→ **INPUT FOR THIS TASK**

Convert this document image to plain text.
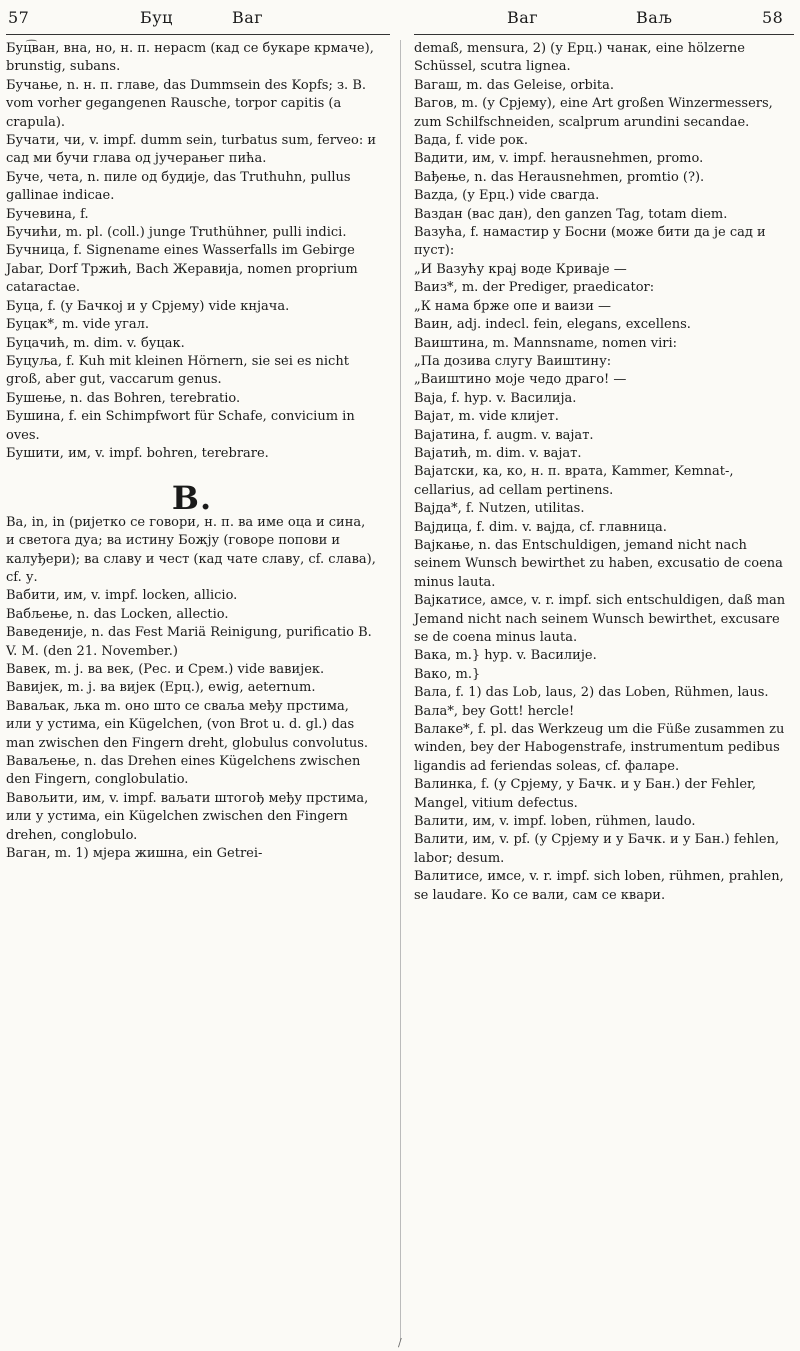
57	Буц	Ваг	Ваг	Ваљ	58

Буц͡ван, вна, но, н. п. нерасm (кад се букаре крмаче), brunstig, subans.

Бучање, n. н. п. главе, das Dummsein des Kopfs; з. В. vom vorher gegangenen Rausche, torpor capitis (a crapula).

Бучати, чи, v. impf. dumm sein, turbatus sum, ferveo: и сад ми бучи глава од јучерањег пића.

Буче, чета, n. пиле од будије, das Truthuhn, pullus gallinae indicae.

Бучевина, f.

Бучићи, m. pl. (coll.) junge Truthühner, pulli indici.

Бучница, f. Signename eines Wasserfalls im Gebirge Jabar, Dorf Тржић, Bach Жеравија, nomen proprium cataractae.

Буца, f. (у Бачкој и у Срјему) vide кнјача.

Буцак*, m. vide угал.

Буцачић, m. dim. v. буцак.

Буцуља, f. Kuh mit kleinen Hörnern, sie sei es nicht groß, aber gut, vaccarum genus.

Бушење, n. das Bohren, terebratio.

Бушина, f. ein Schimpfwort für Schafe, convicium in oves.

Бушити, им, v. impf. bohren, terebrare.

В.

Ва, in, in (ријетко се говори, н. п. ва име оца и сина, и светога дуа; ва истину Божју (говоре попови и калуђери); ва славу и чест (кад чате славу, cf. слава), cf. у.

Вабити, им, v. impf. locken, allicio.

Вабљење, n. das Locken, allectio.

Ваведеније, n. das Fest Mariä Reinigung, purificatio B. V. M. (den 21. November.)

Вавек, m. j. ва век, (Рес. и Срем.) vide вавијек.

Вавијек, m. j. ва вијек (Ерц.), ewig, aeternum.

Ваваљак, љка m. оно што се сваља међу прстима, или у устима, ein Kügelchen, (von Brot u. d. gl.) das man zwischen den Fingern dreht, globulus convolutus.

Ваваљење, n. das Drehen eines Kügelchens zwischen den Fingern, conglobulatio.

Вавољити, им, v. impf. ваљати штогођ међу прстима, или у устима, ein Kügelchen zwischen den Fingern drehen, conglobulo.

Ваган, m. 1) мјера жишна, ein Getrei-

demaß, mensura, 2) (у Ерц.) чанак, eine hölzerne Schüssel, scutra lignea.

Вагаш, m. das Geleise, orbita.

Вагов, m. (у Срјему), eine Art großen Winzermessers, zum Schilfschneiden, scalprum arundini secandae.

Вадa, f. vide рок.

Вадити, им, v. impf. herausnehmen, promo.

Вађење, n. das Herausnehmen, promtio (?).

Ваzда, (у Ерц.) vide свагда.

Ваздан (вас дан), den ganzen Tag, totam diem.

Вазућа, f. намастир у Босни (може бити да је сад и пуст):

„И Вазућу крај воде Криваје —

Ваиз*, m. der Prediger, praedicator:

„К нама брже опе и ваизи —

Ваин, adj. indecl. fein, elegans, excellens.

Ваиштина, m. Mannsname, nomen viri:

„Па дозива слугу Ваиштину:

„Ваиштино моје чедо драго! —

Вaja, f. hyp. v. Василија.

Вајат, m. vide клијет.

Вајатина, f. augm. v. вајат.

Вајатић, m. dim. v. вајат.

Вајатски, ка, ко, н. п. врата, Kammer, Kemnat-, cellarius, ad cellam pertinens.

Вајда*, f. Nutzen, utilitas.

Вајдица, f. dim. v. вајда, cf. главница.

Вајкање, n. das Entschuldigen, jemand nicht nach seinem Wunsch bewirthet zu haben, excusatio de coena minus lauta.

Вајкатисе, амсе, v. r. impf. sich entschuldigen, daß man Jemand nicht nach seinem Wunsch bewirthet, excusare se de coena minus lauta.

Вака, m.} hyp. v. Василије.

Вако, m.}

Вала, f. 1) das Lob, laus, 2) das Loben, Rühmen, laus.

Вала*, bey Gott! hercle!

Валаке*, f. pl. das Werkzeug um die Füße zusammen zu winden, bey der Habogenstrafe, instrumentum pedibus ligandis ad feriendas soleas, cf. фаларе.

Валинка, f. (у Срјему, у Бачк. и у Бан.) der Fehler, Mangel, vitium defectus.

Валити, им, v. impf. loben, rühmen, laudo.

Валити, им, v. pf. (у Срјему и у Бачк. и у Бан.) fehlen, labor; desum.

Валитисе, имсе, v. r. impf. sich loben, rühmen, prahlen, se laudare. Ко се вали, сам се квари.

/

→ **INSTRUCTION**
Copy each line from the records above that includes the string "bewirthet".

→ **REPLY**
Вајкање, n. das Entschuldigen, jemand nicht nach seinem Wunsch bewirthet zu haben, excusatio de coena minus lauta.
Вајкатисе, амсе, v. r. impf. sich entschuldigen, daß man Jemand nicht nach seinem Wunsch bewirthet, excusare se de coena minus lauta.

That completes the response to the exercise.